• DATA EXTRACT
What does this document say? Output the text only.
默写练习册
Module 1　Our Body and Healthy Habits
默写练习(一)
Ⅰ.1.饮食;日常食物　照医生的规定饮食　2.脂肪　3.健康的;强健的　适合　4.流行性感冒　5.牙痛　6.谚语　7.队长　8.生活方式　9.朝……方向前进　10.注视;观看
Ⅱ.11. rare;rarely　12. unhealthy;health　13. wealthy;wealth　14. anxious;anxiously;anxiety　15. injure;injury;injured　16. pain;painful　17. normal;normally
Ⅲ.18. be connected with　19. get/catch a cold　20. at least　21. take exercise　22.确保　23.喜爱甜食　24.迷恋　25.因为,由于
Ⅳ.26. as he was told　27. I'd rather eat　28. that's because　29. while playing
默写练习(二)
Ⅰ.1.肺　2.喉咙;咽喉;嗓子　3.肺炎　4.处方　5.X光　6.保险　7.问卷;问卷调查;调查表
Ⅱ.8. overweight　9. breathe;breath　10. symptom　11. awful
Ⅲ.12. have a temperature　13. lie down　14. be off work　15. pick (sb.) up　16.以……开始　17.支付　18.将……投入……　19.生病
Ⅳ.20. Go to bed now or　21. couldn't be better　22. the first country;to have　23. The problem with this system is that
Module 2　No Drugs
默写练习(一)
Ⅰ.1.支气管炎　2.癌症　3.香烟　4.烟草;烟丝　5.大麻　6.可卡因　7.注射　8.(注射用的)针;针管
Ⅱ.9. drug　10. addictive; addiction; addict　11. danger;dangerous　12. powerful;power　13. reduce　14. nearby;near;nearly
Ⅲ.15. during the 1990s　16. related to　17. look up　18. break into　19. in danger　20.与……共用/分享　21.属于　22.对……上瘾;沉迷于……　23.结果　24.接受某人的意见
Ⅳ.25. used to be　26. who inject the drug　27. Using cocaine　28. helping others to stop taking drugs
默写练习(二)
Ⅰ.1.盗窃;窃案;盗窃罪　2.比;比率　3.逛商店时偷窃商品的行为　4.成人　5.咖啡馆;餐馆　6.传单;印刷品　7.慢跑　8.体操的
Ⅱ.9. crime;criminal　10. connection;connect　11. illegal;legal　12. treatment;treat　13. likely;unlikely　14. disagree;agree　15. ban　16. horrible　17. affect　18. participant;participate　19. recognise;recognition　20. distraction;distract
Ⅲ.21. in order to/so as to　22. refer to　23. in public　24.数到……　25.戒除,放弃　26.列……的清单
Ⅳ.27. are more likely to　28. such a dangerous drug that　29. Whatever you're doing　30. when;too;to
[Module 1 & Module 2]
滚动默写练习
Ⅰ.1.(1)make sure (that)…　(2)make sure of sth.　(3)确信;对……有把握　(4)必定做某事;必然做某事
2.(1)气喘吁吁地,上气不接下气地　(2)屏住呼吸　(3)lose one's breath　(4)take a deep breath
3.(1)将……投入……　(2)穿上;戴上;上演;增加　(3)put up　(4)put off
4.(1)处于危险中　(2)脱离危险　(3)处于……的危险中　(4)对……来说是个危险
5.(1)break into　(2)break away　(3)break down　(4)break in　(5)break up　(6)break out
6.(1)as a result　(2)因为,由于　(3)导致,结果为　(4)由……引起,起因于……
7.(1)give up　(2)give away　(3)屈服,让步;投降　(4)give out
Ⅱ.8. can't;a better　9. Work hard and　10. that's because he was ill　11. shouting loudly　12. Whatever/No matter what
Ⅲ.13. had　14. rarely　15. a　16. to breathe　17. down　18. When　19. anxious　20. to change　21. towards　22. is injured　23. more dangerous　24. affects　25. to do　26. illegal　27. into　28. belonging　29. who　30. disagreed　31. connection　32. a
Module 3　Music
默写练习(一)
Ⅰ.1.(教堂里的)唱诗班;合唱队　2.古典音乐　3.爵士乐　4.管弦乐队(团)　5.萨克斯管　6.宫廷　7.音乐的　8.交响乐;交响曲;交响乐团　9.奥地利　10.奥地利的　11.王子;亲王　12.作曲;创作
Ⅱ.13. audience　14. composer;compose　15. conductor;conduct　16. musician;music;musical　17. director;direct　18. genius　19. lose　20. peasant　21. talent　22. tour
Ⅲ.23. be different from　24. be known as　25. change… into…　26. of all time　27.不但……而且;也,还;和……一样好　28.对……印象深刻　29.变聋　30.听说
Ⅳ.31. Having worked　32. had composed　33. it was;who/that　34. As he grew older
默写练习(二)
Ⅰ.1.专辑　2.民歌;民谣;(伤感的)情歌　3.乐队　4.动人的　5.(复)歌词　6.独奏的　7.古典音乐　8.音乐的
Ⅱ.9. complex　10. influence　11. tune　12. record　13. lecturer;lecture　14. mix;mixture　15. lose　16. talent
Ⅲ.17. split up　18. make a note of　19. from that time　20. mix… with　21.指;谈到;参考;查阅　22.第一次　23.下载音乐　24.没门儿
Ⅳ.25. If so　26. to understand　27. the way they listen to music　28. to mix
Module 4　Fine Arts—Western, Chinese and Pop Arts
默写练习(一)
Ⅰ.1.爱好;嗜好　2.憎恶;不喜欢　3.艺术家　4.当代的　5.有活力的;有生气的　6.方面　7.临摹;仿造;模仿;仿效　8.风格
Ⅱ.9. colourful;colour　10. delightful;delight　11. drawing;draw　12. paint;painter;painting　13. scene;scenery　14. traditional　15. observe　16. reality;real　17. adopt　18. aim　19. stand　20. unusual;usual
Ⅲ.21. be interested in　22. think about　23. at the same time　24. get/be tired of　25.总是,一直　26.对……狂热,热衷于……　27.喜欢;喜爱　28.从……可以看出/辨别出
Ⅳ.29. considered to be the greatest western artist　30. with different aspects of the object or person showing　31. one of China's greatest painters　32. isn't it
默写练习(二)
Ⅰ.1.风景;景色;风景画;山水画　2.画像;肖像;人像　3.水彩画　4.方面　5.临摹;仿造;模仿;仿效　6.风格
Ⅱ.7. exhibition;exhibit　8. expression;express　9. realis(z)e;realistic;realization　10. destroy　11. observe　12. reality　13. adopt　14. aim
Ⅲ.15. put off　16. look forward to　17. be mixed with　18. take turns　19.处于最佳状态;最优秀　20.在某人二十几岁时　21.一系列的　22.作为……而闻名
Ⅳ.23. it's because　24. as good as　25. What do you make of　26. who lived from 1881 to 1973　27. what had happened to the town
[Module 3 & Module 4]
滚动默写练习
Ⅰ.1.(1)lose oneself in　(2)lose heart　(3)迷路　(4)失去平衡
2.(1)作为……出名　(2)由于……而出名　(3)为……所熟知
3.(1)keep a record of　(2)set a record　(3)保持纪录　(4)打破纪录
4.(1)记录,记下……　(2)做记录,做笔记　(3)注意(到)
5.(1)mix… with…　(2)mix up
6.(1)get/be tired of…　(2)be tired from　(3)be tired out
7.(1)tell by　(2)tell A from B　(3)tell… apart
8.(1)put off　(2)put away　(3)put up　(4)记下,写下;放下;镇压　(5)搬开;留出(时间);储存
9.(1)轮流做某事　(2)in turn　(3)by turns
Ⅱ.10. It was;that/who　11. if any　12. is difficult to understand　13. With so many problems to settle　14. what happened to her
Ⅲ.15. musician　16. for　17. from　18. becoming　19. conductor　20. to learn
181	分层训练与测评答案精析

• PROBLEM REQUIREMENTS
Identify every line holding the word "illegal" and copy it out.

• ANSWER TO THE PROBLEM
Ⅱ.9. crime;criminal　10. connection;connect　11. illegal;legal　12. treatment;treat　13. likely;unlikely　14. disagree;agree　15. ban　16. horrible　17. affect　18. participant;participate　19. recognise;recognition　20. distraction;distract
Ⅲ.13. had　14. rarely　15. a　16. to breathe　17. down　18. When　19. anxious　20. to change　21. towards　22. is injured　23. more dangerous　24. affects　25. to do　26. illegal　27. into　28. belonging　29. who　30. disagreed　31. connection　32. a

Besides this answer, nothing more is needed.